Entries from a visual dataset:
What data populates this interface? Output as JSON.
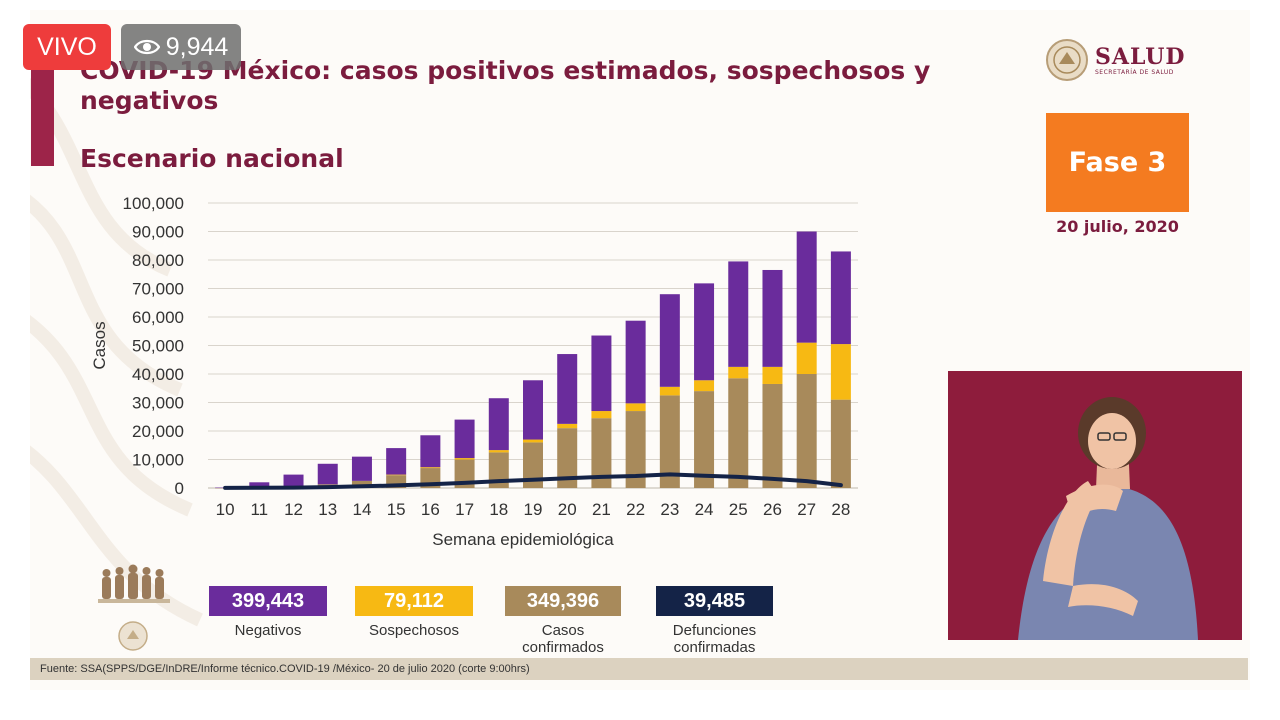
{
  "stream": {
    "live_label": "VIVO",
    "viewer_count": "9,944"
  },
  "header": {
    "title": "COVID-19 México: casos positivos estimados, sospechosos y negativos",
    "subtitle": "Escenario nacional",
    "logo_text": "SALUD",
    "logo_subtext": "SECRETARÍA DE SALUD",
    "phase": "Fase 3",
    "date": "20 julio, 2020"
  },
  "colors": {
    "negativos": "#6a2c9c",
    "sospechosos": "#f7b913",
    "confirmados": "#a88a5b",
    "defunciones": "#142347",
    "title": "#7b1c3e",
    "phase": "#f47b20"
  },
  "chart_data": {
    "type": "bar",
    "stacked": true,
    "xlabel": "Semana epidemiológica",
    "ylabel": "Casos",
    "ylim": [
      0,
      100000
    ],
    "yticks": [
      0,
      10000,
      20000,
      30000,
      40000,
      50000,
      60000,
      70000,
      80000,
      90000,
      100000
    ],
    "ytick_labels": [
      "0",
      "10,000",
      "20,000",
      "30,000",
      "40,000",
      "50,000",
      "60,000",
      "70,000",
      "80,000",
      "90,000",
      "100,000"
    ],
    "grid": true,
    "categories": [
      "10",
      "11",
      "12",
      "13",
      "14",
      "15",
      "16",
      "17",
      "18",
      "19",
      "20",
      "21",
      "22",
      "23",
      "24",
      "25",
      "26",
      "27",
      "28"
    ],
    "series": [
      {
        "name": "Casos confirmados",
        "type": "bar",
        "values": [
          50,
          200,
          500,
          1300,
          2500,
          4500,
          7000,
          10000,
          12500,
          16000,
          21000,
          24500,
          27000,
          32500,
          34000,
          38500,
          36500,
          40000,
          31000
        ]
      },
      {
        "name": "Sospechosos",
        "type": "bar",
        "values": [
          0,
          0,
          0,
          0,
          0,
          200,
          300,
          500,
          800,
          1000,
          1500,
          2500,
          2700,
          3000,
          3800,
          4000,
          6000,
          11000,
          19500
        ]
      },
      {
        "name": "Negativos",
        "type": "bar",
        "values": [
          100,
          1800,
          4200,
          7200,
          8500,
          9300,
          11200,
          13500,
          18200,
          20800,
          24500,
          26500,
          29000,
          32500,
          34000,
          37000,
          34000,
          39000,
          32500
        ]
      },
      {
        "name": "Defunciones confirmadas",
        "type": "line",
        "values": [
          50,
          80,
          150,
          300,
          600,
          900,
          1300,
          1800,
          2400,
          2900,
          3400,
          3900,
          4200,
          4800,
          4300,
          3900,
          3200,
          2400,
          1000
        ]
      }
    ]
  },
  "legend": [
    {
      "value": "399,443",
      "label": "Negativos",
      "color": "#6a2c9c",
      "text_color": "#ffffff"
    },
    {
      "value": "79,112",
      "label": "Sospechosos",
      "color": "#f7b913",
      "text_color": "#ffffff"
    },
    {
      "value": "349,396",
      "label": "Casos\nconfirmados",
      "color": "#a88a5b",
      "text_color": "#ffffff"
    },
    {
      "value": "39,485",
      "label": "Defunciones\nconfirmadas",
      "color": "#142347",
      "text_color": "#ffffff"
    }
  ],
  "footer": {
    "source": "Fuente: SSA(SPPS/DGE/InDRE/Informe técnico.COVID-19 /México- 20 de julio 2020 (corte 9:00hrs)"
  }
}
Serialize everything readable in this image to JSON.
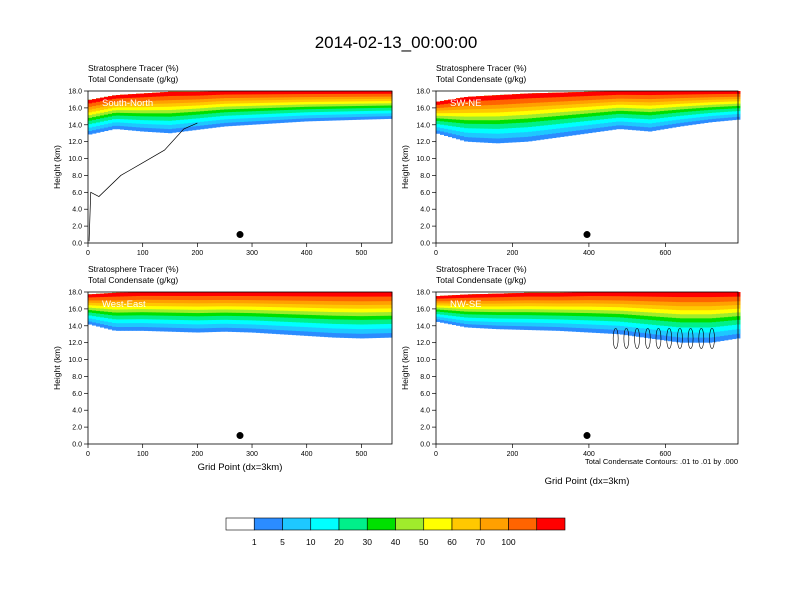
{
  "figure": {
    "title": "2014-02-13_00:00:00",
    "footnote": "Total Condensate Contours: .01 to .01 by .000"
  },
  "colorbar": {
    "colors": [
      "#ffffff",
      "#2b8cff",
      "#1ec8ff",
      "#00ffff",
      "#00f08a",
      "#00e000",
      "#a0ec2c",
      "#ffff00",
      "#ffc800",
      "#ffa000",
      "#ff6400",
      "#ff0000"
    ],
    "labels": [
      "1",
      "5",
      "10",
      "20",
      "30",
      "40",
      "50",
      "60",
      "70",
      "100"
    ]
  },
  "chart_data": [
    {
      "type": "heatmap",
      "name": "South-North",
      "title_line1": "Stratosphere Tracer   (%)",
      "title_line2": "Total Condensate   (g/kg)",
      "xlabel": "",
      "ylabel": "Height (km)",
      "xlim": [
        0,
        556
      ],
      "ylim": [
        0,
        18
      ],
      "xticks": [
        "0",
        "100",
        "200",
        "300",
        "400",
        "500"
      ],
      "yticks": [
        "0.0",
        "2.0",
        "4.0",
        "6.0",
        "8.0",
        "10.0",
        "12.0",
        "14.0",
        "16.0",
        "18.0"
      ],
      "marker_x": 278,
      "marker_y": 1.0,
      "tracer_profile_x": [
        0,
        50,
        100,
        150,
        200,
        250,
        300,
        350,
        400,
        450,
        500,
        556
      ],
      "tracer_bottom_km": [
        12.8,
        13.5,
        13.2,
        13.0,
        13.4,
        13.8,
        14.0,
        14.2,
        14.4,
        14.5,
        14.6,
        14.7
      ],
      "tracer_top_km": [
        16.2,
        16.8,
        17.0,
        17.2,
        17.2,
        17.3,
        17.3,
        17.4,
        17.4,
        17.4,
        17.4,
        17.4
      ]
    },
    {
      "type": "heatmap",
      "name": "SW-NE",
      "title_line1": "Stratosphere Tracer   (%)",
      "title_line2": "Total Condensate   (g/kg)",
      "xlabel": "",
      "ylabel": "Height (km)",
      "xlim": [
        0,
        790
      ],
      "ylim": [
        0,
        18
      ],
      "xticks": [
        "0",
        "200",
        "400",
        "600"
      ],
      "yticks": [
        "0.0",
        "2.0",
        "4.0",
        "6.0",
        "8.0",
        "10.0",
        "12.0",
        "14.0",
        "16.0",
        "18.0"
      ],
      "marker_x": 395,
      "marker_y": 1.0,
      "tracer_profile_x": [
        0,
        80,
        160,
        240,
        320,
        400,
        480,
        560,
        640,
        720,
        790
      ],
      "tracer_bottom_km": [
        13.0,
        12.0,
        11.8,
        12.0,
        12.5,
        13.0,
        13.5,
        13.2,
        13.8,
        14.3,
        14.6
      ],
      "tracer_top_km": [
        16.0,
        16.6,
        16.8,
        17.0,
        17.1,
        17.2,
        17.3,
        17.3,
        17.4,
        17.4,
        17.4
      ]
    },
    {
      "type": "heatmap",
      "name": "West-East",
      "title_line1": "Stratosphere Tracer   (%)",
      "title_line2": "Total Condensate   (g/kg)",
      "xlabel": "Grid Point (dx=3km)",
      "ylabel": "Height (km)",
      "xlim": [
        0,
        556
      ],
      "ylim": [
        0,
        18
      ],
      "xticks": [
        "0",
        "100",
        "200",
        "300",
        "400",
        "500"
      ],
      "yticks": [
        "0.0",
        "2.0",
        "4.0",
        "6.0",
        "8.0",
        "10.0",
        "12.0",
        "14.0",
        "16.0",
        "18.0"
      ],
      "marker_x": 278,
      "marker_y": 1.0,
      "tracer_profile_x": [
        0,
        50,
        100,
        150,
        200,
        250,
        300,
        350,
        400,
        450,
        500,
        556
      ],
      "tracer_bottom_km": [
        14.2,
        13.4,
        13.4,
        13.3,
        13.2,
        13.3,
        13.2,
        13.0,
        12.8,
        12.6,
        12.5,
        12.6
      ],
      "tracer_top_km": [
        17.0,
        17.2,
        17.3,
        17.3,
        17.3,
        17.3,
        17.4,
        17.4,
        17.4,
        17.4,
        17.4,
        17.4
      ]
    },
    {
      "type": "heatmap",
      "name": "NW-SE",
      "title_line1": "Stratosphere Tracer   (%)",
      "title_line2": "Total Condensate   (g/kg)",
      "xlabel": "Grid Point (dx=3km)",
      "ylabel": "Height (km)",
      "xlim": [
        0,
        790
      ],
      "ylim": [
        0,
        18
      ],
      "xticks": [
        "0",
        "200",
        "400",
        "600"
      ],
      "yticks": [
        "0.0",
        "2.0",
        "4.0",
        "6.0",
        "8.0",
        "10.0",
        "12.0",
        "14.0",
        "16.0",
        "18.0"
      ],
      "marker_x": 395,
      "marker_y": 1.0,
      "tracer_profile_x": [
        0,
        80,
        160,
        240,
        320,
        400,
        480,
        560,
        640,
        720,
        790
      ],
      "tracer_bottom_km": [
        14.5,
        13.8,
        13.6,
        13.5,
        13.4,
        13.2,
        13.0,
        12.5,
        12.0,
        12.0,
        12.5
      ],
      "tracer_top_km": [
        16.8,
        17.0,
        17.1,
        17.2,
        17.2,
        17.3,
        17.3,
        17.3,
        17.3,
        17.3,
        17.3
      ]
    }
  ]
}
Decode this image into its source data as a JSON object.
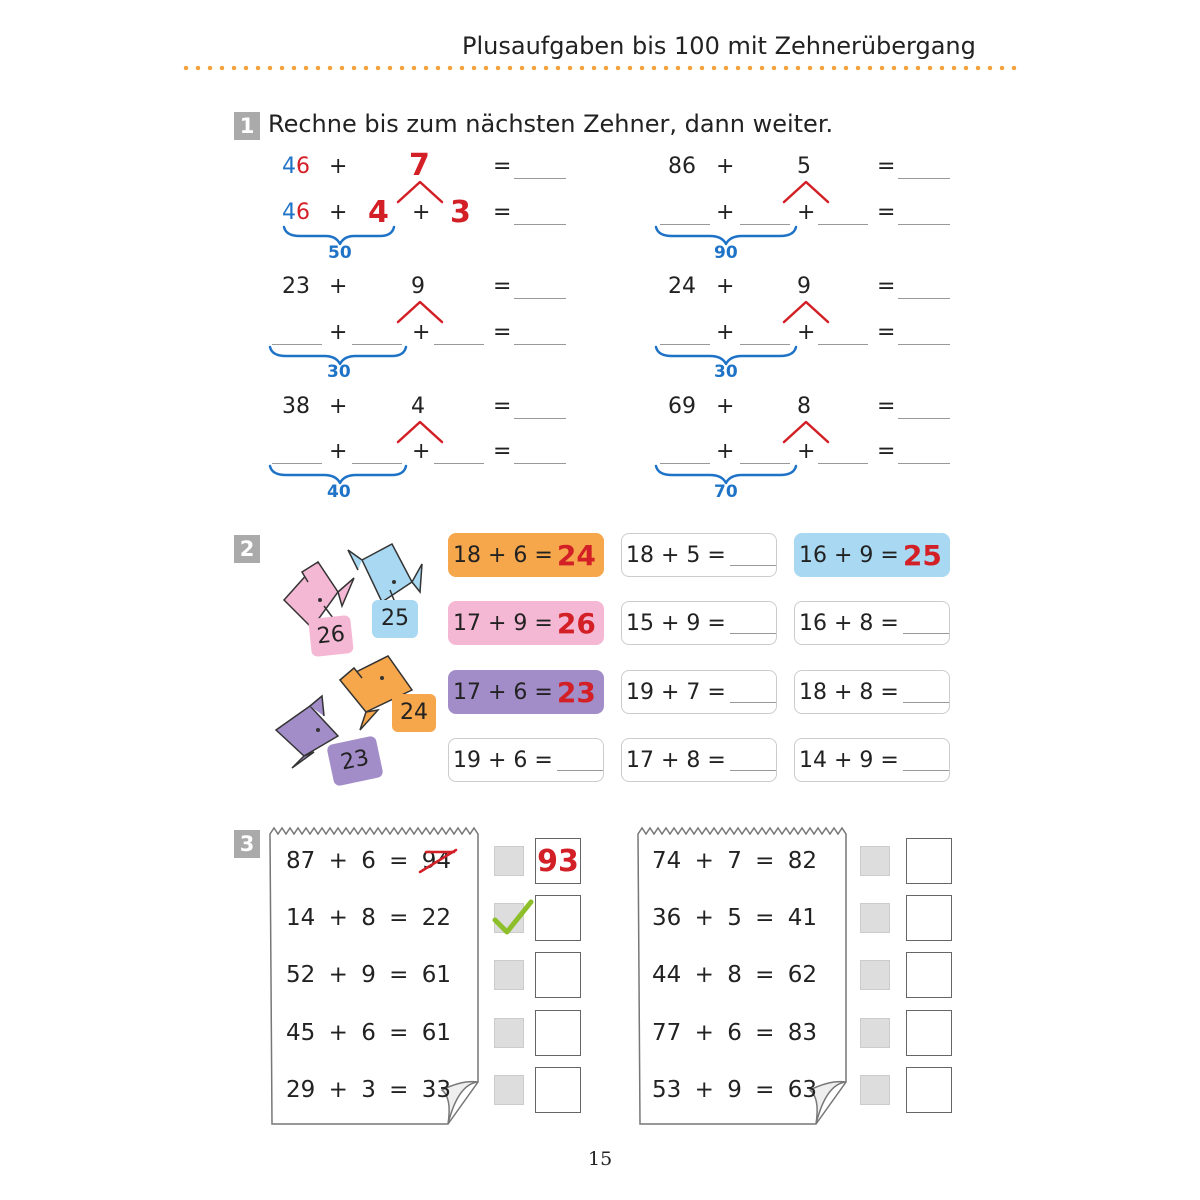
{
  "header": {
    "title": "Plusaufgaben bis 100 mit Zehnerübergang"
  },
  "task1": {
    "number": "1",
    "instruction": "Rechne bis zum nächsten Zehner, dann weiter.",
    "plus": "+",
    "eq": "=",
    "example": {
      "first": "46",
      "first_tens": "4",
      "first_ones": "6",
      "second": "7",
      "split_a": "4",
      "split_b": "3",
      "tens": "50"
    },
    "problems": [
      {
        "first": "86",
        "second": "5",
        "tens": "90"
      },
      {
        "first": "23",
        "second": "9",
        "tens": "30"
      },
      {
        "first": "24",
        "second": "9",
        "tens": "30"
      },
      {
        "first": "38",
        "second": "4",
        "tens": "40"
      },
      {
        "first": "69",
        "second": "8",
        "tens": "70"
      }
    ]
  },
  "task2": {
    "number": "2",
    "stickers": [
      {
        "value": "26",
        "color": "#f5b8d4"
      },
      {
        "value": "25",
        "color": "#a9d8f2"
      },
      {
        "value": "24",
        "color": "#f6a64b"
      },
      {
        "value": "23",
        "color": "#a28dc9"
      }
    ],
    "rows": [
      [
        {
          "expr": "18 + 6 =",
          "answer": "24",
          "color": "#f6a64b"
        },
        {
          "expr": "18 + 5 =",
          "answer": "",
          "color": ""
        },
        {
          "expr": "16 + 9 =",
          "answer": "25",
          "color": "#a9d8f2"
        }
      ],
      [
        {
          "expr": "17 + 9 =",
          "answer": "26",
          "color": "#f5b8d4"
        },
        {
          "expr": "15 + 9 =",
          "answer": "",
          "color": ""
        },
        {
          "expr": "16 + 8 =",
          "answer": "",
          "color": ""
        }
      ],
      [
        {
          "expr": "17 + 6 =",
          "answer": "23",
          "color": "#a28dc9"
        },
        {
          "expr": "19 + 7 =",
          "answer": "",
          "color": ""
        },
        {
          "expr": "18 + 8 =",
          "answer": "",
          "color": ""
        }
      ],
      [
        {
          "expr": "19 + 6 =",
          "answer": "",
          "color": ""
        },
        {
          "expr": "17 + 8 =",
          "answer": "",
          "color": ""
        },
        {
          "expr": "14 + 9 =",
          "answer": "",
          "color": ""
        }
      ]
    ]
  },
  "task3": {
    "number": "3",
    "left": [
      {
        "a": "87",
        "b": "6",
        "c": "94",
        "crossed": true,
        "check": false,
        "correction": "93"
      },
      {
        "a": "14",
        "b": "8",
        "c": "22",
        "crossed": false,
        "check": true,
        "correction": ""
      },
      {
        "a": "52",
        "b": "9",
        "c": "61",
        "crossed": false,
        "check": false,
        "correction": ""
      },
      {
        "a": "45",
        "b": "6",
        "c": "61",
        "crossed": false,
        "check": false,
        "correction": ""
      },
      {
        "a": "29",
        "b": "3",
        "c": "33",
        "crossed": false,
        "check": false,
        "correction": ""
      }
    ],
    "right": [
      {
        "a": "74",
        "b": "7",
        "c": "82"
      },
      {
        "a": "36",
        "b": "5",
        "c": "41"
      },
      {
        "a": "44",
        "b": "8",
        "c": "62"
      },
      {
        "a": "77",
        "b": "6",
        "c": "83"
      },
      {
        "a": "53",
        "b": "9",
        "c": "63"
      }
    ]
  },
  "footer": {
    "page_number": "15"
  },
  "colors": {
    "accent": "#f4a13a",
    "blue": "#1f73c7",
    "red": "#d31f26",
    "check": "#8dbf2a"
  }
}
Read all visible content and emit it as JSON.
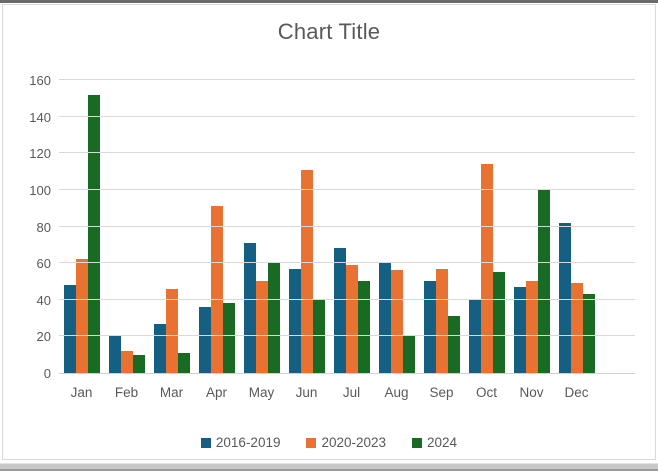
{
  "colors": {
    "series_blue": "#156082",
    "series_orange": "#E97132",
    "series_green": "#196B24",
    "text_gray": "#595959",
    "gridline": "#D9D9D9",
    "axis_line": "#D0D0D0"
  },
  "chart_data": {
    "type": "bar",
    "title": "Chart Title",
    "xlabel": "",
    "ylabel": "",
    "categories": [
      "Jan",
      "Feb",
      "Mar",
      "Apr",
      "May",
      "Jun",
      "Jul",
      "Aug",
      "Sep",
      "Oct",
      "Nov",
      "Dec"
    ],
    "series": [
      {
        "name": "2016-2019",
        "color": "#156082",
        "values": [
          48,
          20,
          27,
          36,
          71,
          57,
          68,
          60,
          50,
          40,
          47,
          82
        ]
      },
      {
        "name": "2020-2023",
        "color": "#E97132",
        "values": [
          62,
          12,
          46,
          91,
          50,
          111,
          59,
          56,
          57,
          114,
          50,
          49
        ]
      },
      {
        "name": "2024",
        "color": "#196B24",
        "values": [
          152,
          10,
          11,
          38,
          60,
          40,
          50,
          20,
          31,
          55,
          100,
          43
        ]
      }
    ],
    "ylim": [
      0,
      160
    ],
    "ytick_step": 20,
    "yticks": [
      0,
      20,
      40,
      60,
      80,
      100,
      120,
      140,
      160
    ],
    "grid": true,
    "legend_position": "bottom"
  }
}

● **Exercise requirements**
Pull out and copy each line containing the string "second".

● **Reply to the exercise**
      "second": "7",
        "second": "5",
        "second": "9",
        "second": "9",
        "second": "4",
        "second": "8",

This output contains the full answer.